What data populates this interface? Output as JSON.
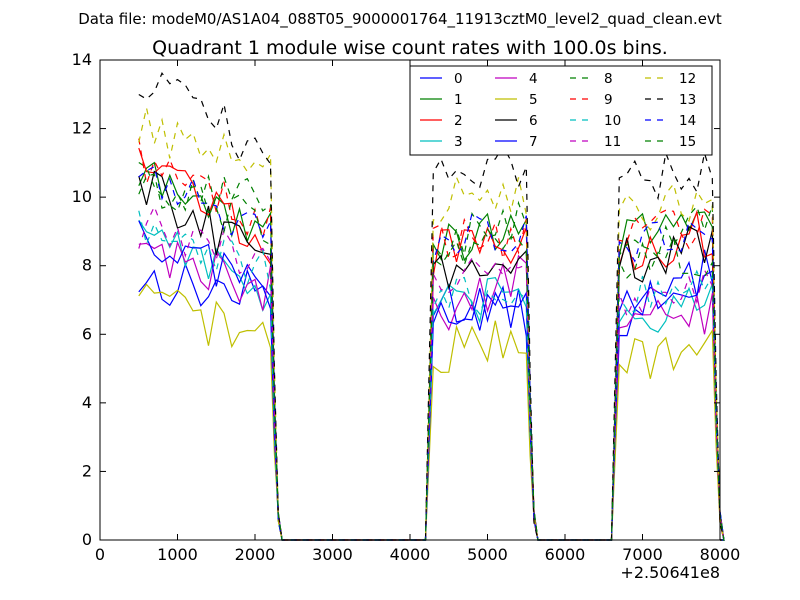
{
  "chart_data": {
    "type": "line",
    "suptitle": "Data file: modeM0/AS1A04_088T05_9000001764_11913cztM0_level2_quad_clean.evt",
    "title": "Quadrant 1 module wise count rates with 100.0s bins.",
    "xlabel": "",
    "ylabel": "",
    "x_offset_label": "+2.50641e8",
    "xlim": [
      0,
      8000
    ],
    "ylim": [
      0,
      14
    ],
    "xticks": [
      0,
      1000,
      2000,
      3000,
      4000,
      5000,
      6000,
      7000,
      8000
    ],
    "yticks": [
      0,
      2,
      4,
      6,
      8,
      10,
      12,
      14
    ],
    "grid": false,
    "legend_position": "top-right",
    "legend_columns": 4,
    "segments": [
      {
        "x_start": 500,
        "x_end": 2200
      },
      {
        "x_start": 4300,
        "x_end": 5500
      },
      {
        "x_start": 6700,
        "x_end": 7900
      }
    ],
    "series": [
      {
        "name": "0",
        "color": "#0000ff",
        "dashed": false,
        "levels": [
          7.6,
          7.1,
          7.0,
          6.6,
          6.3,
          8.0
        ]
      },
      {
        "name": "1",
        "color": "#008000",
        "dashed": false,
        "levels": [
          10.6,
          9.0,
          8.5,
          9.4,
          8.6,
          9.7
        ]
      },
      {
        "name": "2",
        "color": "#ff0000",
        "dashed": false,
        "levels": [
          11.6,
          8.4,
          8.4,
          8.6,
          8.3,
          9.0
        ]
      },
      {
        "name": "3",
        "color": "#00bfbf",
        "dashed": false,
        "levels": [
          9.4,
          7.0,
          6.7,
          7.1,
          6.6,
          6.8
        ]
      },
      {
        "name": "4",
        "color": "#bf00bf",
        "dashed": false,
        "levels": [
          8.6,
          7.3,
          6.6,
          7.8,
          6.4,
          6.6
        ]
      },
      {
        "name": "5",
        "color": "#bfbf00",
        "dashed": false,
        "levels": [
          7.0,
          5.8,
          5.4,
          6.0,
          5.3,
          5.6
        ]
      },
      {
        "name": "6",
        "color": "#000000",
        "dashed": false,
        "levels": [
          10.4,
          8.0,
          7.8,
          8.4,
          8.1,
          8.6
        ]
      },
      {
        "name": "7",
        "color": "#0000ff",
        "dashed": false,
        "levels": [
          9.0,
          7.3,
          6.9,
          6.6,
          6.8,
          7.5
        ]
      },
      {
        "name": "8",
        "color": "#008000",
        "dashed": true,
        "levels": [
          10.6,
          9.8,
          8.6,
          9.4,
          8.4,
          9.5
        ]
      },
      {
        "name": "9",
        "color": "#ff0000",
        "dashed": true,
        "levels": [
          11.2,
          9.2,
          8.5,
          9.0,
          8.8,
          9.3
        ]
      },
      {
        "name": "10",
        "color": "#00bfbf",
        "dashed": true,
        "levels": [
          9.0,
          7.7,
          7.0,
          7.5,
          7.1,
          7.6
        ]
      },
      {
        "name": "11",
        "color": "#bf00bf",
        "dashed": true,
        "levels": [
          9.2,
          8.0,
          7.4,
          7.9,
          7.2,
          7.4
        ]
      },
      {
        "name": "12",
        "color": "#bfbf00",
        "dashed": true,
        "levels": [
          12.2,
          10.6,
          9.8,
          10.2,
          9.6,
          10.0
        ]
      },
      {
        "name": "13",
        "color": "#000000",
        "dashed": true,
        "levels": [
          13.5,
          11.2,
          10.6,
          11.0,
          10.5,
          10.7
        ]
      },
      {
        "name": "14",
        "color": "#0000ff",
        "dashed": true,
        "levels": [
          11.0,
          9.0,
          8.8,
          9.0,
          8.6,
          9.0
        ]
      },
      {
        "name": "15",
        "color": "#008000",
        "dashed": true,
        "levels": [
          10.4,
          9.2,
          8.3,
          8.8,
          8.0,
          8.4
        ]
      }
    ]
  }
}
───
* **EXERCISE AIM**
Print out the whole of the material word for word, without pictures.

* **IN RESPONSE**
What data populates this interface? Output as JSON.
{
  "chart_data": {
    "type": "line",
    "suptitle": "Data file: modeM0/AS1A04_088T05_9000001764_11913cztM0_level2_quad_clean.evt",
    "title": "Quadrant 1 module wise count rates with 100.0s bins.",
    "xlabel": "",
    "ylabel": "",
    "x_offset_label": "+2.50641e8",
    "xlim": [
      0,
      8000
    ],
    "ylim": [
      0,
      14
    ],
    "xticks": [
      0,
      1000,
      2000,
      3000,
      4000,
      5000,
      6000,
      7000,
      8000
    ],
    "yticks": [
      0,
      2,
      4,
      6,
      8,
      10,
      12,
      14
    ],
    "grid": false,
    "legend_position": "top-right",
    "legend_columns": 4,
    "segments": [
      {
        "x_start": 500,
        "x_end": 2200
      },
      {
        "x_start": 4300,
        "x_end": 5500
      },
      {
        "x_start": 6700,
        "x_end": 7900
      }
    ],
    "series": [
      {
        "name": "0",
        "color": "#0000ff",
        "dashed": false,
        "levels": [
          7.6,
          7.1,
          7.0,
          6.6,
          6.3,
          8.0
        ]
      },
      {
        "name": "1",
        "color": "#008000",
        "dashed": false,
        "levels": [
          10.6,
          9.0,
          8.5,
          9.4,
          8.6,
          9.7
        ]
      },
      {
        "name": "2",
        "color": "#ff0000",
        "dashed": false,
        "levels": [
          11.6,
          8.4,
          8.4,
          8.6,
          8.3,
          9.0
        ]
      },
      {
        "name": "3",
        "color": "#00bfbf",
        "dashed": false,
        "levels": [
          9.4,
          7.0,
          6.7,
          7.1,
          6.6,
          6.8
        ]
      },
      {
        "name": "4",
        "color": "#bf00bf",
        "dashed": false,
        "levels": [
          8.6,
          7.3,
          6.6,
          7.8,
          6.4,
          6.6
        ]
      },
      {
        "name": "5",
        "color": "#bfbf00",
        "dashed": false,
        "levels": [
          7.0,
          5.8,
          5.4,
          6.0,
          5.3,
          5.6
        ]
      },
      {
        "name": "6",
        "color": "#000000",
        "dashed": false,
        "levels": [
          10.4,
          8.0,
          7.8,
          8.4,
          8.1,
          8.6
        ]
      },
      {
        "name": "7",
        "color": "#0000ff",
        "dashed": false,
        "levels": [
          9.0,
          7.3,
          6.9,
          6.6,
          6.8,
          7.5
        ]
      },
      {
        "name": "8",
        "color": "#008000",
        "dashed": true,
        "levels": [
          10.6,
          9.8,
          8.6,
          9.4,
          8.4,
          9.5
        ]
      },
      {
        "name": "9",
        "color": "#ff0000",
        "dashed": true,
        "levels": [
          11.2,
          9.2,
          8.5,
          9.0,
          8.8,
          9.3
        ]
      },
      {
        "name": "10",
        "color": "#00bfbf",
        "dashed": true,
        "levels": [
          9.0,
          7.7,
          7.0,
          7.5,
          7.1,
          7.6
        ]
      },
      {
        "name": "11",
        "color": "#bf00bf",
        "dashed": true,
        "levels": [
          9.2,
          8.0,
          7.4,
          7.9,
          7.2,
          7.4
        ]
      },
      {
        "name": "12",
        "color": "#bfbf00",
        "dashed": true,
        "levels": [
          12.2,
          10.6,
          9.8,
          10.2,
          9.6,
          10.0
        ]
      },
      {
        "name": "13",
        "color": "#000000",
        "dashed": true,
        "levels": [
          13.5,
          11.2,
          10.6,
          11.0,
          10.5,
          10.7
        ]
      },
      {
        "name": "14",
        "color": "#0000ff",
        "dashed": true,
        "levels": [
          11.0,
          9.0,
          8.8,
          9.0,
          8.6,
          9.0
        ]
      },
      {
        "name": "15",
        "color": "#008000",
        "dashed": true,
        "levels": [
          10.4,
          9.2,
          8.3,
          8.8,
          8.0,
          8.4
        ]
      }
    ]
  }
}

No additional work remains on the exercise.